Required work ->
Give every entry again, unchanged, and leave its images out.

--- START OF Given information ---

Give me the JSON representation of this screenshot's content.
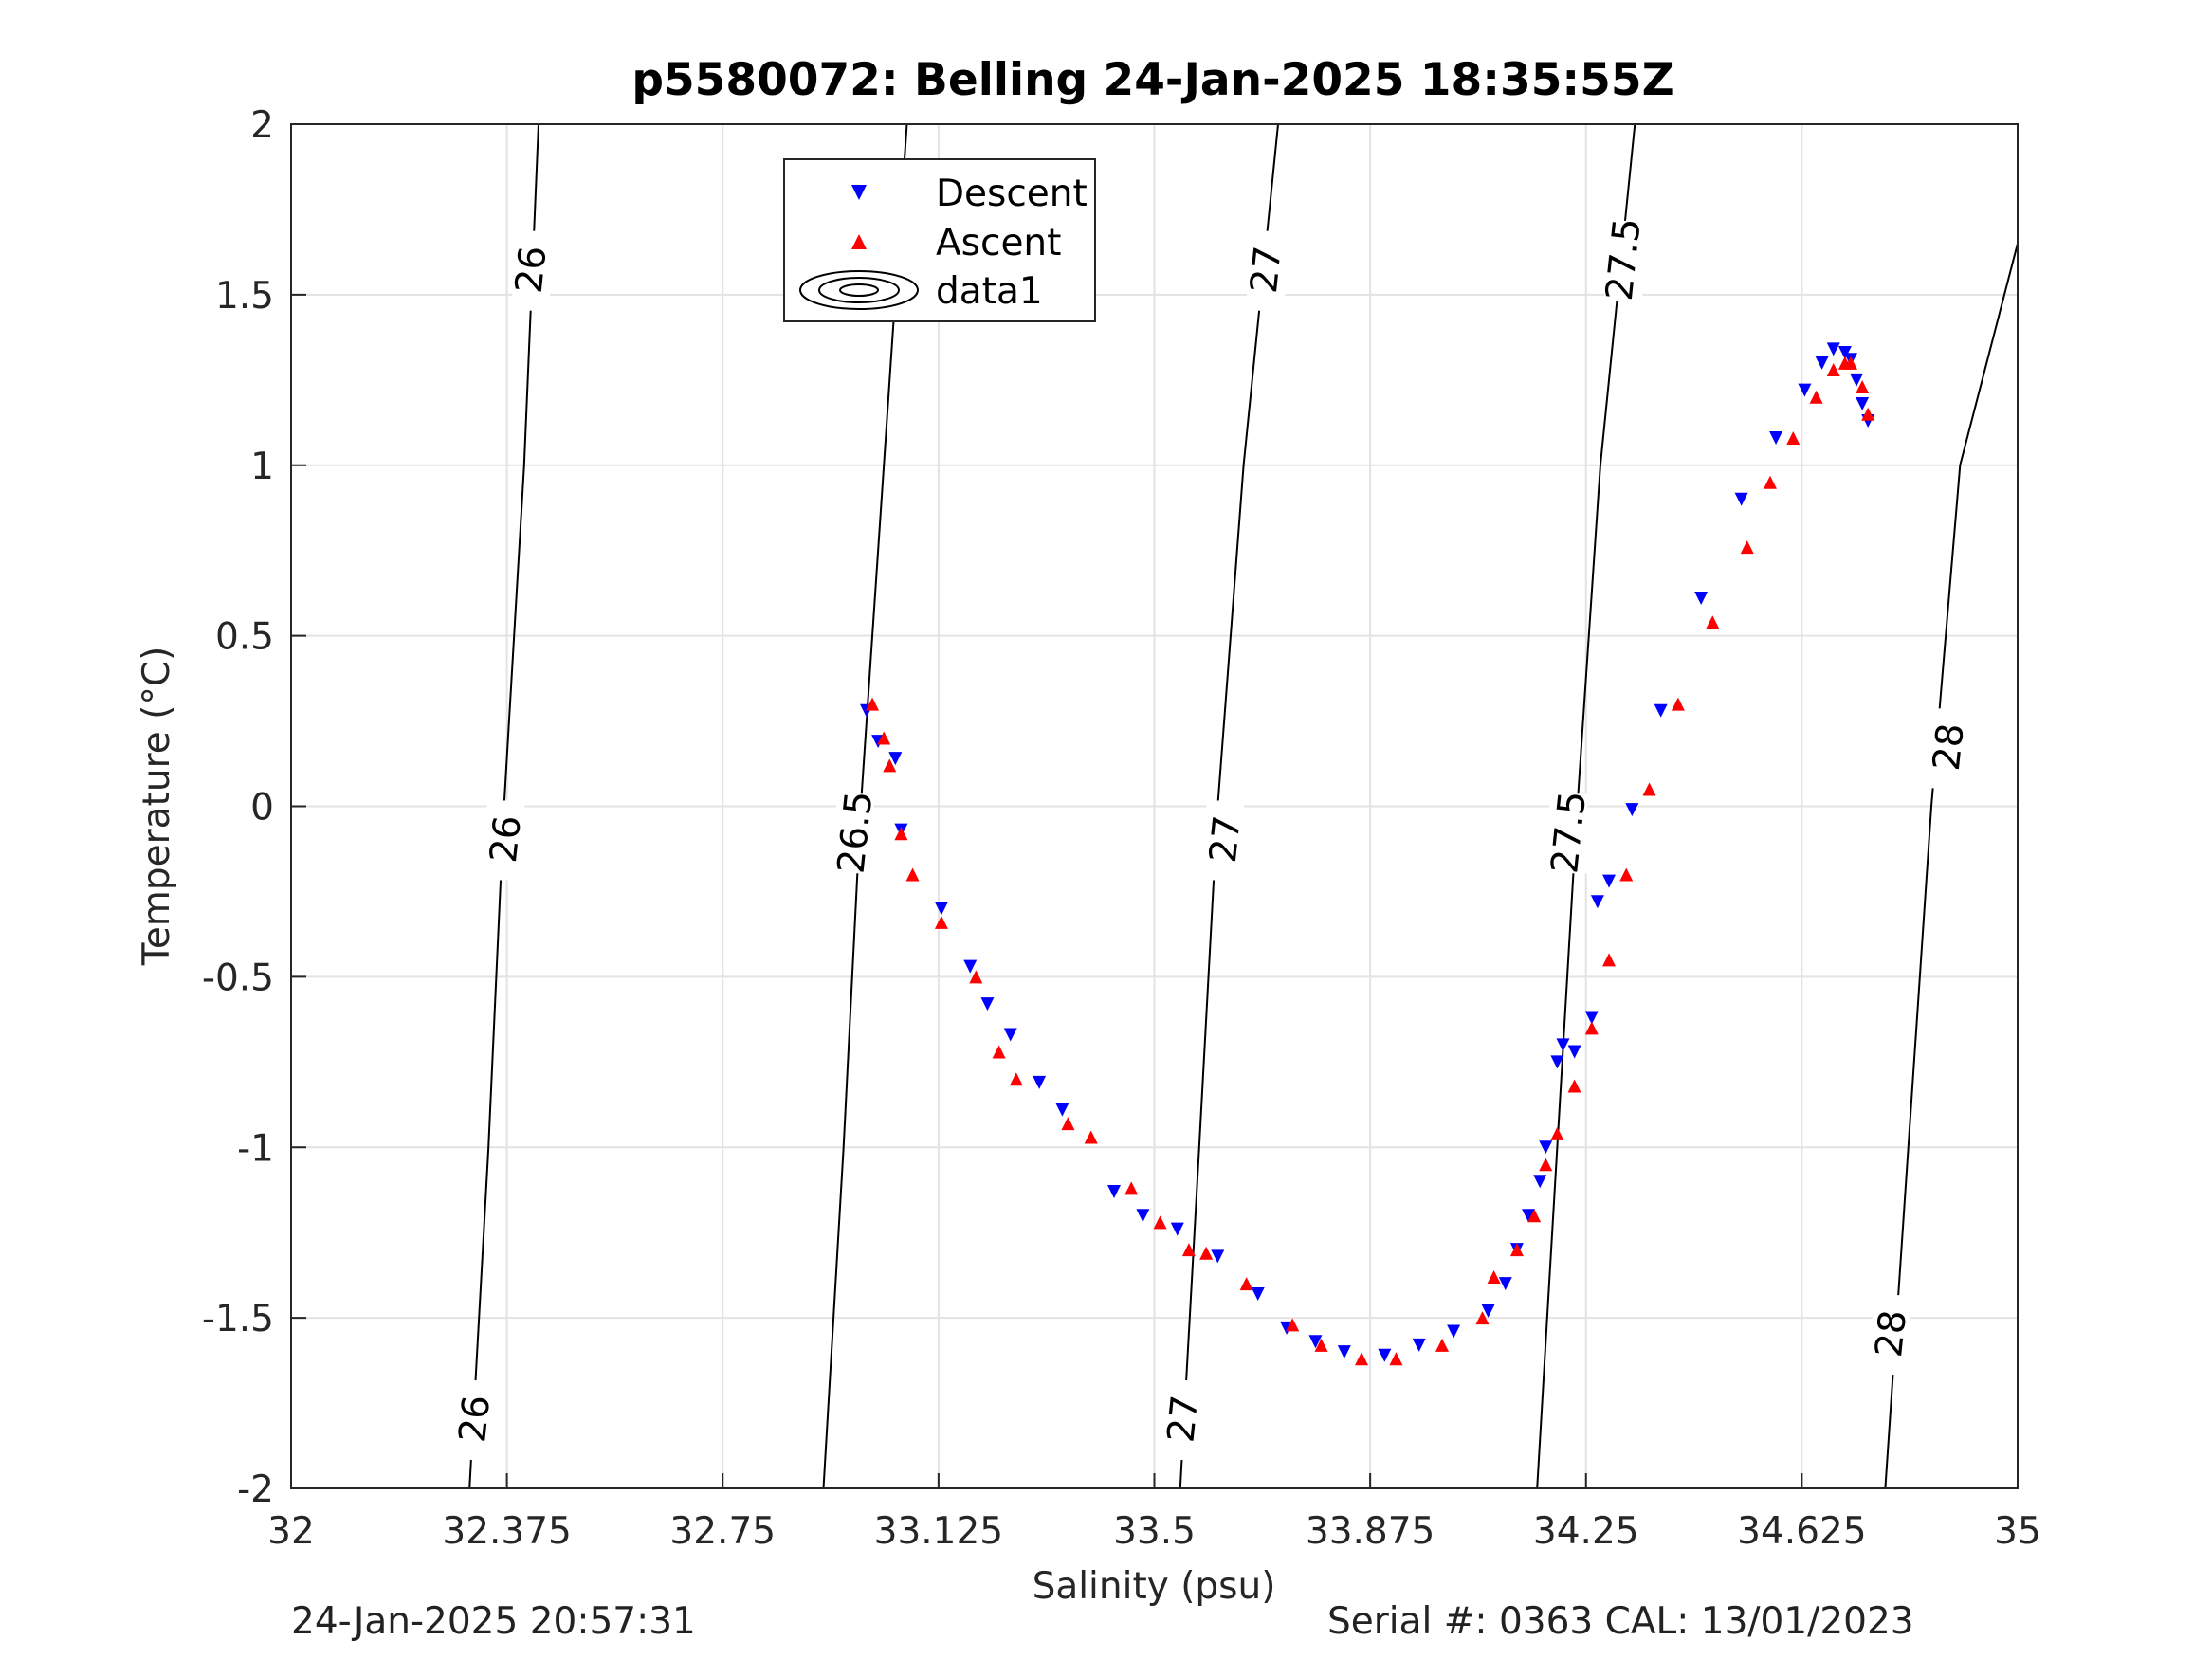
{
  "chart_data": {
    "type": "scatter",
    "title": "p5580072: Belling 24-Jan-2025 18:35:55Z",
    "xlabel": "Salinity (psu)",
    "ylabel": "Temperature (°C)",
    "xlim": [
      32,
      35
    ],
    "ylim": [
      -2,
      2
    ],
    "xticks": [
      "32",
      "32.375",
      "32.75",
      "33.125",
      "33.5",
      "33.875",
      "34.25",
      "34.625",
      "35"
    ],
    "yticks": [
      "2",
      "1.5",
      "1",
      "0.5",
      "0",
      "-0.5",
      "-1",
      "-1.5",
      "-2"
    ],
    "grid": true,
    "legend": {
      "position": "top-center",
      "entries": [
        {
          "label": "Descent",
          "marker": "triangle-down",
          "color": "#0000ff"
        },
        {
          "label": "Ascent",
          "marker": "triangle-up",
          "color": "#ff0000"
        },
        {
          "label": "data1",
          "marker": "contour",
          "color": "#000000"
        }
      ]
    },
    "contours": [
      {
        "label": "26",
        "points": [
          [
            32.31,
            -2.0
          ],
          [
            32.343,
            -1.0
          ],
          [
            32.37,
            0.0
          ],
          [
            32.405,
            1.0
          ],
          [
            32.43,
            2.0
          ]
        ]
      },
      {
        "label": "26.5",
        "points": [
          [
            32.925,
            -2.0
          ],
          [
            32.96,
            -1.0
          ],
          [
            32.99,
            0.0
          ],
          [
            33.03,
            1.0
          ],
          [
            33.07,
            2.0
          ]
        ]
      },
      {
        "label": "27",
        "points": [
          [
            33.545,
            -2.0
          ],
          [
            33.578,
            -1.0
          ],
          [
            33.61,
            0.0
          ],
          [
            33.655,
            1.0
          ],
          [
            33.715,
            2.0
          ]
        ]
      },
      {
        "label": "27.5",
        "points": [
          [
            34.165,
            -2.0
          ],
          [
            34.2,
            -1.0
          ],
          [
            34.235,
            0.0
          ],
          [
            34.275,
            1.0
          ],
          [
            34.335,
            2.0
          ]
        ]
      },
      {
        "label": "28",
        "points": [
          [
            34.77,
            -2.0
          ],
          [
            34.81,
            -1.0
          ],
          [
            34.85,
            0.0
          ],
          [
            34.9,
            1.0
          ],
          [
            35.0,
            1.65
          ]
        ]
      }
    ],
    "contour_labels": [
      {
        "text": "26",
        "x": 32.319,
        "y": -1.8
      },
      {
        "text": "26",
        "x": 32.373,
        "y": -0.1
      },
      {
        "text": "26",
        "x": 32.417,
        "y": 1.57
      },
      {
        "text": "26.5",
        "x": 32.98,
        "y": -0.08
      },
      {
        "text": "26.5",
        "x": 33.055,
        "y": 1.57
      },
      {
        "text": "27",
        "x": 33.55,
        "y": -1.8
      },
      {
        "text": "27",
        "x": 33.623,
        "y": -0.1
      },
      {
        "text": "27",
        "x": 33.694,
        "y": 1.57
      },
      {
        "text": "27.5",
        "x": 34.22,
        "y": -0.08
      },
      {
        "text": "27.5",
        "x": 34.315,
        "y": 1.6
      },
      {
        "text": "28",
        "x": 34.78,
        "y": -1.55
      },
      {
        "text": "28",
        "x": 34.88,
        "y": 0.17
      }
    ],
    "series": [
      {
        "name": "Descent",
        "marker": "triangle-down",
        "color": "#0000ff",
        "x": [
          33.0,
          33.02,
          33.05,
          33.06,
          33.13,
          33.18,
          33.21,
          33.25,
          33.3,
          33.34,
          33.43,
          33.48,
          33.54,
          33.61,
          33.68,
          33.73,
          33.78,
          33.83,
          33.9,
          33.96,
          34.02,
          34.08,
          34.11,
          34.13,
          34.15,
          34.17,
          34.18,
          34.2,
          34.21,
          34.23,
          34.26,
          34.27,
          34.29,
          34.33,
          34.38,
          34.45,
          34.52,
          34.58,
          34.63,
          34.66,
          34.68,
          34.7,
          34.71,
          34.72,
          34.73,
          34.74
        ],
        "y": [
          0.28,
          0.19,
          0.14,
          -0.07,
          -0.3,
          -0.47,
          -0.58,
          -0.67,
          -0.81,
          -0.89,
          -1.13,
          -1.2,
          -1.24,
          -1.32,
          -1.43,
          -1.53,
          -1.57,
          -1.6,
          -1.61,
          -1.58,
          -1.54,
          -1.48,
          -1.4,
          -1.3,
          -1.2,
          -1.1,
          -1.0,
          -0.75,
          -0.7,
          -0.72,
          -0.62,
          -0.28,
          -0.22,
          -0.01,
          0.28,
          0.61,
          0.9,
          1.08,
          1.22,
          1.3,
          1.34,
          1.33,
          1.31,
          1.25,
          1.18,
          1.13
        ]
      },
      {
        "name": "Ascent",
        "marker": "triangle-up",
        "color": "#ff0000",
        "x": [
          33.01,
          33.03,
          33.04,
          33.06,
          33.08,
          33.13,
          33.19,
          33.23,
          33.26,
          33.35,
          33.39,
          33.46,
          33.51,
          33.56,
          33.59,
          33.66,
          33.74,
          33.79,
          33.86,
          33.92,
          34.0,
          34.07,
          34.09,
          34.13,
          34.16,
          34.18,
          34.2,
          34.23,
          34.26,
          34.29,
          34.32,
          34.36,
          34.41,
          34.47,
          34.53,
          34.57,
          34.61,
          34.65,
          34.68,
          34.7,
          34.71,
          34.73,
          34.74
        ],
        "y": [
          0.3,
          0.2,
          0.12,
          -0.08,
          -0.2,
          -0.34,
          -0.5,
          -0.72,
          -0.8,
          -0.93,
          -0.97,
          -1.12,
          -1.22,
          -1.3,
          -1.31,
          -1.4,
          -1.52,
          -1.58,
          -1.62,
          -1.62,
          -1.58,
          -1.5,
          -1.38,
          -1.3,
          -1.2,
          -1.05,
          -0.96,
          -0.82,
          -0.65,
          -0.45,
          -0.2,
          0.05,
          0.3,
          0.54,
          0.76,
          0.95,
          1.08,
          1.2,
          1.28,
          1.3,
          1.3,
          1.23,
          1.15
        ]
      }
    ]
  },
  "footer": {
    "timestamp": "24-Jan-2025 20:57:31",
    "serial": "Serial #: 0363  CAL: 13/01/2023"
  }
}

--- END OF Given information ---

The response ->
Give me the JSON representation of this screenshot's content.
{
  "chart_data": {
    "type": "scatter",
    "title": "p5580072: Belling 24-Jan-2025 18:35:55Z",
    "xlabel": "Salinity (psu)",
    "ylabel": "Temperature (°C)",
    "xlim": [
      32,
      35
    ],
    "ylim": [
      -2,
      2
    ],
    "xticks": [
      "32",
      "32.375",
      "32.75",
      "33.125",
      "33.5",
      "33.875",
      "34.25",
      "34.625",
      "35"
    ],
    "yticks": [
      "2",
      "1.5",
      "1",
      "0.5",
      "0",
      "-0.5",
      "-1",
      "-1.5",
      "-2"
    ],
    "grid": true,
    "legend": {
      "position": "top-center",
      "entries": [
        {
          "label": "Descent",
          "marker": "triangle-down",
          "color": "#0000ff"
        },
        {
          "label": "Ascent",
          "marker": "triangle-up",
          "color": "#ff0000"
        },
        {
          "label": "data1",
          "marker": "contour",
          "color": "#000000"
        }
      ]
    },
    "contours": [
      {
        "label": "26",
        "points": [
          [
            32.31,
            -2.0
          ],
          [
            32.343,
            -1.0
          ],
          [
            32.37,
            0.0
          ],
          [
            32.405,
            1.0
          ],
          [
            32.43,
            2.0
          ]
        ]
      },
      {
        "label": "26.5",
        "points": [
          [
            32.925,
            -2.0
          ],
          [
            32.96,
            -1.0
          ],
          [
            32.99,
            0.0
          ],
          [
            33.03,
            1.0
          ],
          [
            33.07,
            2.0
          ]
        ]
      },
      {
        "label": "27",
        "points": [
          [
            33.545,
            -2.0
          ],
          [
            33.578,
            -1.0
          ],
          [
            33.61,
            0.0
          ],
          [
            33.655,
            1.0
          ],
          [
            33.715,
            2.0
          ]
        ]
      },
      {
        "label": "27.5",
        "points": [
          [
            34.165,
            -2.0
          ],
          [
            34.2,
            -1.0
          ],
          [
            34.235,
            0.0
          ],
          [
            34.275,
            1.0
          ],
          [
            34.335,
            2.0
          ]
        ]
      },
      {
        "label": "28",
        "points": [
          [
            34.77,
            -2.0
          ],
          [
            34.81,
            -1.0
          ],
          [
            34.85,
            0.0
          ],
          [
            34.9,
            1.0
          ],
          [
            35.0,
            1.65
          ]
        ]
      }
    ],
    "contour_labels": [
      {
        "text": "26",
        "x": 32.319,
        "y": -1.8
      },
      {
        "text": "26",
        "x": 32.373,
        "y": -0.1
      },
      {
        "text": "26",
        "x": 32.417,
        "y": 1.57
      },
      {
        "text": "26.5",
        "x": 32.98,
        "y": -0.08
      },
      {
        "text": "26.5",
        "x": 33.055,
        "y": 1.57
      },
      {
        "text": "27",
        "x": 33.55,
        "y": -1.8
      },
      {
        "text": "27",
        "x": 33.623,
        "y": -0.1
      },
      {
        "text": "27",
        "x": 33.694,
        "y": 1.57
      },
      {
        "text": "27.5",
        "x": 34.22,
        "y": -0.08
      },
      {
        "text": "27.5",
        "x": 34.315,
        "y": 1.6
      },
      {
        "text": "28",
        "x": 34.78,
        "y": -1.55
      },
      {
        "text": "28",
        "x": 34.88,
        "y": 0.17
      }
    ],
    "series": [
      {
        "name": "Descent",
        "marker": "triangle-down",
        "color": "#0000ff",
        "x": [
          33.0,
          33.02,
          33.05,
          33.06,
          33.13,
          33.18,
          33.21,
          33.25,
          33.3,
          33.34,
          33.43,
          33.48,
          33.54,
          33.61,
          33.68,
          33.73,
          33.78,
          33.83,
          33.9,
          33.96,
          34.02,
          34.08,
          34.11,
          34.13,
          34.15,
          34.17,
          34.18,
          34.2,
          34.21,
          34.23,
          34.26,
          34.27,
          34.29,
          34.33,
          34.38,
          34.45,
          34.52,
          34.58,
          34.63,
          34.66,
          34.68,
          34.7,
          34.71,
          34.72,
          34.73,
          34.74
        ],
        "y": [
          0.28,
          0.19,
          0.14,
          -0.07,
          -0.3,
          -0.47,
          -0.58,
          -0.67,
          -0.81,
          -0.89,
          -1.13,
          -1.2,
          -1.24,
          -1.32,
          -1.43,
          -1.53,
          -1.57,
          -1.6,
          -1.61,
          -1.58,
          -1.54,
          -1.48,
          -1.4,
          -1.3,
          -1.2,
          -1.1,
          -1.0,
          -0.75,
          -0.7,
          -0.72,
          -0.62,
          -0.28,
          -0.22,
          -0.01,
          0.28,
          0.61,
          0.9,
          1.08,
          1.22,
          1.3,
          1.34,
          1.33,
          1.31,
          1.25,
          1.18,
          1.13
        ]
      },
      {
        "name": "Ascent",
        "marker": "triangle-up",
        "color": "#ff0000",
        "x": [
          33.01,
          33.03,
          33.04,
          33.06,
          33.08,
          33.13,
          33.19,
          33.23,
          33.26,
          33.35,
          33.39,
          33.46,
          33.51,
          33.56,
          33.59,
          33.66,
          33.74,
          33.79,
          33.86,
          33.92,
          34.0,
          34.07,
          34.09,
          34.13,
          34.16,
          34.18,
          34.2,
          34.23,
          34.26,
          34.29,
          34.32,
          34.36,
          34.41,
          34.47,
          34.53,
          34.57,
          34.61,
          34.65,
          34.68,
          34.7,
          34.71,
          34.73,
          34.74
        ],
        "y": [
          0.3,
          0.2,
          0.12,
          -0.08,
          -0.2,
          -0.34,
          -0.5,
          -0.72,
          -0.8,
          -0.93,
          -0.97,
          -1.12,
          -1.22,
          -1.3,
          -1.31,
          -1.4,
          -1.52,
          -1.58,
          -1.62,
          -1.62,
          -1.58,
          -1.5,
          -1.38,
          -1.3,
          -1.2,
          -1.05,
          -0.96,
          -0.82,
          -0.65,
          -0.45,
          -0.2,
          0.05,
          0.3,
          0.54,
          0.76,
          0.95,
          1.08,
          1.2,
          1.28,
          1.3,
          1.3,
          1.23,
          1.15
        ]
      }
    ]
  },
  "footer": {
    "timestamp": "24-Jan-2025 20:57:31",
    "serial": "Serial #: 0363  CAL: 13/01/2023"
  }
}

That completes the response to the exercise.